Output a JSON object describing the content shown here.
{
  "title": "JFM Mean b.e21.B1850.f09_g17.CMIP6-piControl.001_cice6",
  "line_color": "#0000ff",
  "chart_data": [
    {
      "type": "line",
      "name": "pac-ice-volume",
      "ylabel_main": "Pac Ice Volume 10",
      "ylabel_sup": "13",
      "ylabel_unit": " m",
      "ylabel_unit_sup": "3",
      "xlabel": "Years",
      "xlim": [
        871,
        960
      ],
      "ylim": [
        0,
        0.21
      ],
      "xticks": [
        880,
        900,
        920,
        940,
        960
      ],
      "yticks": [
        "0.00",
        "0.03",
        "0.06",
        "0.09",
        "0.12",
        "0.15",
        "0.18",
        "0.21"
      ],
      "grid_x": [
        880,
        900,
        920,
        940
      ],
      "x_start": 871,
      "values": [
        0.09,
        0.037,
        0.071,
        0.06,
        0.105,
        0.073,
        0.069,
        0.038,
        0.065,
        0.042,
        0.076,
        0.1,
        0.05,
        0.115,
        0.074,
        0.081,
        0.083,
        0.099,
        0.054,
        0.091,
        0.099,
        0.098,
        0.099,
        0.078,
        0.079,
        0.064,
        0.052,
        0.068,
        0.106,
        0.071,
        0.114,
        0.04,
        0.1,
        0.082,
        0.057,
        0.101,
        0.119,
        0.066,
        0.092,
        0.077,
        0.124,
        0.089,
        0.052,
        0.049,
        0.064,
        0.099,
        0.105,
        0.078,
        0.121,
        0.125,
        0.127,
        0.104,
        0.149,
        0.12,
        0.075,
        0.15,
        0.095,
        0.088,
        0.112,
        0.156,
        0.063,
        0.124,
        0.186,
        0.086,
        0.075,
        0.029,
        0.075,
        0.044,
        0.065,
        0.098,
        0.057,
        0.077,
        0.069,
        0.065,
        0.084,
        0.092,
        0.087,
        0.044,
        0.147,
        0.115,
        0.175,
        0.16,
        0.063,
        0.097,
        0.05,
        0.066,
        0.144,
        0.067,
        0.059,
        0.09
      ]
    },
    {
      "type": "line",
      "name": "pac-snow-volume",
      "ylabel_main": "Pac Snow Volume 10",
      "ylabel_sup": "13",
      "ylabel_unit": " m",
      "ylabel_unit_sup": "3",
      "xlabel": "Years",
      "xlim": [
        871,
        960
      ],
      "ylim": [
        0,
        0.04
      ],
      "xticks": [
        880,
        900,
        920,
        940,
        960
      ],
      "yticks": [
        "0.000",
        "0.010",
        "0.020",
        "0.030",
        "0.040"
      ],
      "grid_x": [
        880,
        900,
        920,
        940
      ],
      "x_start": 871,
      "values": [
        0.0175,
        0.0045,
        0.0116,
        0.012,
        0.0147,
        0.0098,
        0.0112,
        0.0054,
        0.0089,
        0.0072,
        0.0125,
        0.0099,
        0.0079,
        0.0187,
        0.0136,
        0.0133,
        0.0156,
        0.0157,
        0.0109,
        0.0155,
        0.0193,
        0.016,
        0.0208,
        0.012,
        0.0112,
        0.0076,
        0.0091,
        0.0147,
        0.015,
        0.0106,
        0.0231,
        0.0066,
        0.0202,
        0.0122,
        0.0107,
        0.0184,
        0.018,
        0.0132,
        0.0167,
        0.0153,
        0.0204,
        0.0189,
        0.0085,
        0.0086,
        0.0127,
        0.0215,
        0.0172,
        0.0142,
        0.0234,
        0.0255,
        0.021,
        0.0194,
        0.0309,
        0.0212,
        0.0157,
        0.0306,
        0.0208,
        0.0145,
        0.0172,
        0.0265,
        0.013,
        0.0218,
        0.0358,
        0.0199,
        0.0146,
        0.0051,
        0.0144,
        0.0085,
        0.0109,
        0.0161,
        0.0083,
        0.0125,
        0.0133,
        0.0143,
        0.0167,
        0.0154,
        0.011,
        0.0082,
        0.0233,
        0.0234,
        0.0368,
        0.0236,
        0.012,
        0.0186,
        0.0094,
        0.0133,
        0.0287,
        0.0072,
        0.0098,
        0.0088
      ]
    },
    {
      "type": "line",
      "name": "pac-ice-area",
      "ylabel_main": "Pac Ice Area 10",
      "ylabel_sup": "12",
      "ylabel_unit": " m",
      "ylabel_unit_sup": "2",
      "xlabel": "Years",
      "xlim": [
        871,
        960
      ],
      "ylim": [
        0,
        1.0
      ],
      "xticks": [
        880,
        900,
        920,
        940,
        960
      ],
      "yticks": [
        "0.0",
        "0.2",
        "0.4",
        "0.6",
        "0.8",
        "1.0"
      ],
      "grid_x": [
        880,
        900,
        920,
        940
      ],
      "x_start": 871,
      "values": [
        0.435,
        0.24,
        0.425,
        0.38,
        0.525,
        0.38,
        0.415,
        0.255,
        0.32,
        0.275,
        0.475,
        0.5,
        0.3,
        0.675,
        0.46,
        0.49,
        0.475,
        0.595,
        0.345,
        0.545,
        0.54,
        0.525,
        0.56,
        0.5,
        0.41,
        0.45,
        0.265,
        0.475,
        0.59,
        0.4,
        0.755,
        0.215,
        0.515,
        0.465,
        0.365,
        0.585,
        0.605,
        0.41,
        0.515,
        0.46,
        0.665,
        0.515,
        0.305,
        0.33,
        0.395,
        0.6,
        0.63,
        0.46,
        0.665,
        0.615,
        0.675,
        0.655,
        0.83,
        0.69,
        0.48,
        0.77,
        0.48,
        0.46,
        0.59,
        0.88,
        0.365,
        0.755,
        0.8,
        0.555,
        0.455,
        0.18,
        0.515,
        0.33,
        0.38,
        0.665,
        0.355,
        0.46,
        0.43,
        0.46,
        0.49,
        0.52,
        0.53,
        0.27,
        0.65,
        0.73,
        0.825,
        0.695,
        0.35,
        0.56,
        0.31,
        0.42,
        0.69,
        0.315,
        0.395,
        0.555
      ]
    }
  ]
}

==*==

- _TASK DETAILS_
The listing above should be transcribed in full, exactly as written.

- _SOLUTION TO THIS EXERCISE_
Output a JSON object describing the content shown here.
{
  "title": "JFM Mean b.e21.B1850.f09_g17.CMIP6-piControl.001_cice6",
  "line_color": "#0000ff",
  "chart_data": [
    {
      "type": "line",
      "name": "pac-ice-volume",
      "ylabel_main": "Pac Ice Volume 10",
      "ylabel_sup": "13",
      "ylabel_unit": " m",
      "ylabel_unit_sup": "3",
      "xlabel": "Years",
      "xlim": [
        871,
        960
      ],
      "ylim": [
        0,
        0.21
      ],
      "xticks": [
        880,
        900,
        920,
        940,
        960
      ],
      "yticks": [
        "0.00",
        "0.03",
        "0.06",
        "0.09",
        "0.12",
        "0.15",
        "0.18",
        "0.21"
      ],
      "grid_x": [
        880,
        900,
        920,
        940
      ],
      "x_start": 871,
      "values": [
        0.09,
        0.037,
        0.071,
        0.06,
        0.105,
        0.073,
        0.069,
        0.038,
        0.065,
        0.042,
        0.076,
        0.1,
        0.05,
        0.115,
        0.074,
        0.081,
        0.083,
        0.099,
        0.054,
        0.091,
        0.099,
        0.098,
        0.099,
        0.078,
        0.079,
        0.064,
        0.052,
        0.068,
        0.106,
        0.071,
        0.114,
        0.04,
        0.1,
        0.082,
        0.057,
        0.101,
        0.119,
        0.066,
        0.092,
        0.077,
        0.124,
        0.089,
        0.052,
        0.049,
        0.064,
        0.099,
        0.105,
        0.078,
        0.121,
        0.125,
        0.127,
        0.104,
        0.149,
        0.12,
        0.075,
        0.15,
        0.095,
        0.088,
        0.112,
        0.156,
        0.063,
        0.124,
        0.186,
        0.086,
        0.075,
        0.029,
        0.075,
        0.044,
        0.065,
        0.098,
        0.057,
        0.077,
        0.069,
        0.065,
        0.084,
        0.092,
        0.087,
        0.044,
        0.147,
        0.115,
        0.175,
        0.16,
        0.063,
        0.097,
        0.05,
        0.066,
        0.144,
        0.067,
        0.059,
        0.09
      ]
    },
    {
      "type": "line",
      "name": "pac-snow-volume",
      "ylabel_main": "Pac Snow Volume 10",
      "ylabel_sup": "13",
      "ylabel_unit": " m",
      "ylabel_unit_sup": "3",
      "xlabel": "Years",
      "xlim": [
        871,
        960
      ],
      "ylim": [
        0,
        0.04
      ],
      "xticks": [
        880,
        900,
        920,
        940,
        960
      ],
      "yticks": [
        "0.000",
        "0.010",
        "0.020",
        "0.030",
        "0.040"
      ],
      "grid_x": [
        880,
        900,
        920,
        940
      ],
      "x_start": 871,
      "values": [
        0.0175,
        0.0045,
        0.0116,
        0.012,
        0.0147,
        0.0098,
        0.0112,
        0.0054,
        0.0089,
        0.0072,
        0.0125,
        0.0099,
        0.0079,
        0.0187,
        0.0136,
        0.0133,
        0.0156,
        0.0157,
        0.0109,
        0.0155,
        0.0193,
        0.016,
        0.0208,
        0.012,
        0.0112,
        0.0076,
        0.0091,
        0.0147,
        0.015,
        0.0106,
        0.0231,
        0.0066,
        0.0202,
        0.0122,
        0.0107,
        0.0184,
        0.018,
        0.0132,
        0.0167,
        0.0153,
        0.0204,
        0.0189,
        0.0085,
        0.0086,
        0.0127,
        0.0215,
        0.0172,
        0.0142,
        0.0234,
        0.0255,
        0.021,
        0.0194,
        0.0309,
        0.0212,
        0.0157,
        0.0306,
        0.0208,
        0.0145,
        0.0172,
        0.0265,
        0.013,
        0.0218,
        0.0358,
        0.0199,
        0.0146,
        0.0051,
        0.0144,
        0.0085,
        0.0109,
        0.0161,
        0.0083,
        0.0125,
        0.0133,
        0.0143,
        0.0167,
        0.0154,
        0.011,
        0.0082,
        0.0233,
        0.0234,
        0.0368,
        0.0236,
        0.012,
        0.0186,
        0.0094,
        0.0133,
        0.0287,
        0.0072,
        0.0098,
        0.0088
      ]
    },
    {
      "type": "line",
      "name": "pac-ice-area",
      "ylabel_main": "Pac Ice Area 10",
      "ylabel_sup": "12",
      "ylabel_unit": " m",
      "ylabel_unit_sup": "2",
      "xlabel": "Years",
      "xlim": [
        871,
        960
      ],
      "ylim": [
        0,
        1.0
      ],
      "xticks": [
        880,
        900,
        920,
        940,
        960
      ],
      "yticks": [
        "0.0",
        "0.2",
        "0.4",
        "0.6",
        "0.8",
        "1.0"
      ],
      "grid_x": [
        880,
        900,
        920,
        940
      ],
      "x_start": 871,
      "values": [
        0.435,
        0.24,
        0.425,
        0.38,
        0.525,
        0.38,
        0.415,
        0.255,
        0.32,
        0.275,
        0.475,
        0.5,
        0.3,
        0.675,
        0.46,
        0.49,
        0.475,
        0.595,
        0.345,
        0.545,
        0.54,
        0.525,
        0.56,
        0.5,
        0.41,
        0.45,
        0.265,
        0.475,
        0.59,
        0.4,
        0.755,
        0.215,
        0.515,
        0.465,
        0.365,
        0.585,
        0.605,
        0.41,
        0.515,
        0.46,
        0.665,
        0.515,
        0.305,
        0.33,
        0.395,
        0.6,
        0.63,
        0.46,
        0.665,
        0.615,
        0.675,
        0.655,
        0.83,
        0.69,
        0.48,
        0.77,
        0.48,
        0.46,
        0.59,
        0.88,
        0.365,
        0.755,
        0.8,
        0.555,
        0.455,
        0.18,
        0.515,
        0.33,
        0.38,
        0.665,
        0.355,
        0.46,
        0.43,
        0.46,
        0.49,
        0.52,
        0.53,
        0.27,
        0.65,
        0.73,
        0.825,
        0.695,
        0.35,
        0.56,
        0.31,
        0.42,
        0.69,
        0.315,
        0.395,
        0.555
      ]
    }
  ]
}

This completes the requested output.